STATED GOAL: Repeat each line of the material below exactly as it appears, minus any pictures.

Dataset entries:
---------------
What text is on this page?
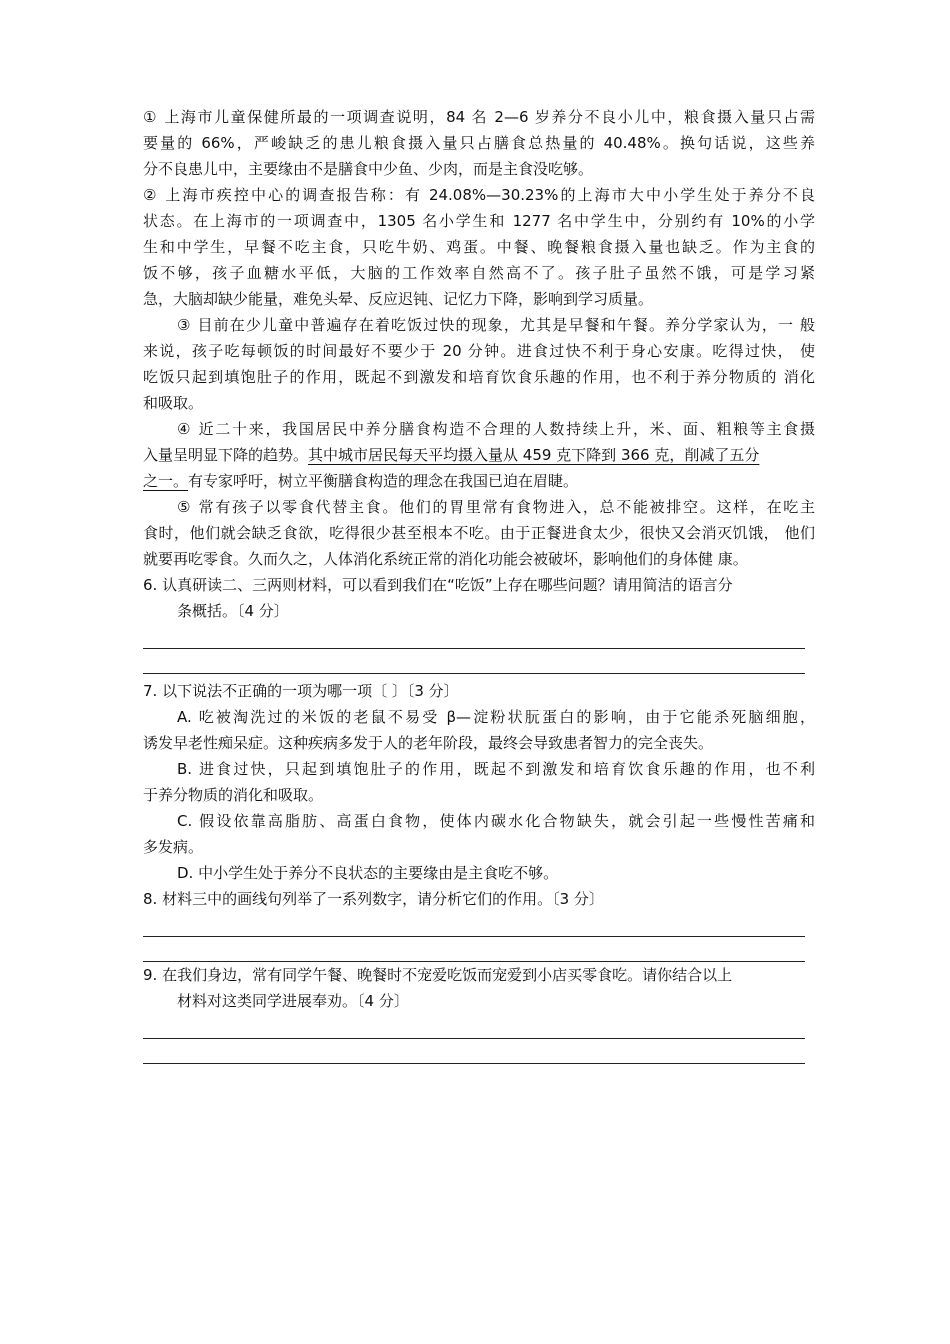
① 上海市儿童保健所最的一项调查说明，84 名 2—6 岁养分不良小儿中，粮食摄入量只占需
要量的 66%，严峻缺乏的患儿粮食摄入量只占膳食总热量的 40.48%。换句话说，这些养
分不良患儿中，主要缘由不是膳食中少鱼、少肉，而是主食没吃够。
② 上海市疾控中心的调查报告称：有 24.08%—30.23%的上海市大中小学生处于养分不良
状态。在上海市的一项调查中，1305 名小学生和 1277 名中学生中，分别约有 10%的小学
生和中学生，早餐不吃主食，只吃牛奶、鸡蛋。中餐、晚餐粮食摄入量也缺乏。作为主食的
饭不够，孩子血糖水平低，大脑的工作效率自然高不了。孩子肚子虽然不饿，可是学习紧
急，大脑却缺少能量，难免头晕、反应迟钝、记忆力下降，影响到学习质量。
③ 目前在少儿童中普遍存在着吃饭过快的现象，尤其是早餐和午餐。养分学家认为，一 般
来说，孩子吃每顿饭的时间最好不要少于 20 分钟。进食过快不利于身心安康。吃得过快， 使
吃饭只起到填饱肚子的作用，既起不到激发和培育饮食乐趣的作用，也不利于养分物质的 消化
和吸取。
④ 近二十来，我国居民中养分膳食构造不合理的人数持续上升，米、面、粗粮等主食摄
入量呈明显下降的趋势。其中城市居民每天平均摄入量从 459 克下降到 366 克，削减了五分
之一。有专家呼吁，树立平衡膳食构造的理念在我国已迫在眉睫。
⑤ 常有孩子以零食代替主食。他们的胃里常有食物进入，总不能被排空。这样，在吃主
食时，他们就会缺乏食欲，吃得很少甚至根本不吃。由于正餐进食太少，很快又会消灭饥饿， 他们
就要再吃零食。久而久之，人体消化系统正常的消化功能会被破坏，影响他们的身体健 康。
6. 认真研读二、三两则材料，可以看到我们在“吃饭”上存在哪些问题？请用简洁的语言分
条概括。〔4 分〕
7. 以下说法不正确的一项为哪一项〔 〕〔3 分〕
A. 吃被淘洗过的米饭的老鼠不易受 β—淀粉状朊蛋白的影响，由于它能杀死脑细胞，
诱发早老性痴呆症。这种疾病多发于人的老年阶段，最终会导致患者智力的完全丧失。
B. 进食过快，只起到填饱肚子的作用，既起不到激发和培育饮食乐趣的作用，也不利
于养分物质的消化和吸取。
C. 假设依靠高脂肪、高蛋白食物，使体内碳水化合物缺失，就会引起一些慢性苦痛和
多发病。
D. 中小学生处于养分不良状态的主要缘由是主食吃不够。
8. 材料三中的画线句列举了一系列数字，请分析它们的作用。〔3 分〕
9. 在我们身边，常有同学午餐、晚餐时不宠爱吃饭而宠爱到小店买零食吃。请你结合以上
材料对这类同学进展奉劝。〔4 分〕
---------------
OUTPUT BELOW:
What text is on this page?
① 上海市儿童保健所最的一项调查说明，84 名 2—6 岁养分不良小儿中，粮食摄入量只占需
要量的 66%，严峻缺乏的患儿粮食摄入量只占膳食总热量的 40.48%。换句话说，这些养
分不良患儿中，主要缘由不是膳食中少鱼、少肉，而是主食没吃够。
② 上海市疾控中心的调查报告称：有 24.08%—30.23%的上海市大中小学生处于养分不良
状态。在上海市的一项调查中，1305 名小学生和 1277 名中学生中，分别约有 10%的小学
生和中学生，早餐不吃主食，只吃牛奶、鸡蛋。中餐、晚餐粮食摄入量也缺乏。作为主食的
饭不够，孩子血糖水平低，大脑的工作效率自然高不了。孩子肚子虽然不饿，可是学习紧
急，大脑却缺少能量，难免头晕、反应迟钝、记忆力下降，影响到学习质量。
③ 目前在少儿童中普遍存在着吃饭过快的现象，尤其是早餐和午餐。养分学家认为，一 般
来说，孩子吃每顿饭的时间最好不要少于 20 分钟。进食过快不利于身心安康。吃得过快， 使
吃饭只起到填饱肚子的作用，既起不到激发和培育饮食乐趣的作用，也不利于养分物质的 消化
和吸取。
④ 近二十来，我国居民中养分膳食构造不合理的人数持续上升，米、面、粗粮等主食摄
入量呈明显下降的趋势。其中城市居民每天平均摄入量从 459 克下降到 366 克，削减了五分
之一。有专家呼吁，树立平衡膳食构造的理念在我国已迫在眉睫。
⑤ 常有孩子以零食代替主食。他们的胃里常有食物进入，总不能被排空。这样，在吃主
食时，他们就会缺乏食欲，吃得很少甚至根本不吃。由于正餐进食太少，很快又会消灭饥饿， 他们
就要再吃零食。久而久之，人体消化系统正常的消化功能会被破坏，影响他们的身体健 康。
6. 认真研读二、三两则材料，可以看到我们在“吃饭”上存在哪些问题？请用简洁的语言分
条概括。〔4 分〕
7. 以下说法不正确的一项为哪一项〔 〕〔3 分〕
A. 吃被淘洗过的米饭的老鼠不易受 β—淀粉状朊蛋白的影响，由于它能杀死脑细胞，
诱发早老性痴呆症。这种疾病多发于人的老年阶段，最终会导致患者智力的完全丧失。
B. 进食过快，只起到填饱肚子的作用，既起不到激发和培育饮食乐趣的作用，也不利
于养分物质的消化和吸取。
C. 假设依靠高脂肪、高蛋白食物，使体内碳水化合物缺失，就会引起一些慢性苦痛和
多发病。
D. 中小学生处于养分不良状态的主要缘由是主食吃不够。
8. 材料三中的画线句列举了一系列数字，请分析它们的作用。〔3 分〕
9. 在我们身边，常有同学午餐、晚餐时不宠爱吃饭而宠爱到小店买零食吃。请你结合以上
材料对这类同学进展奉劝。〔4 分〕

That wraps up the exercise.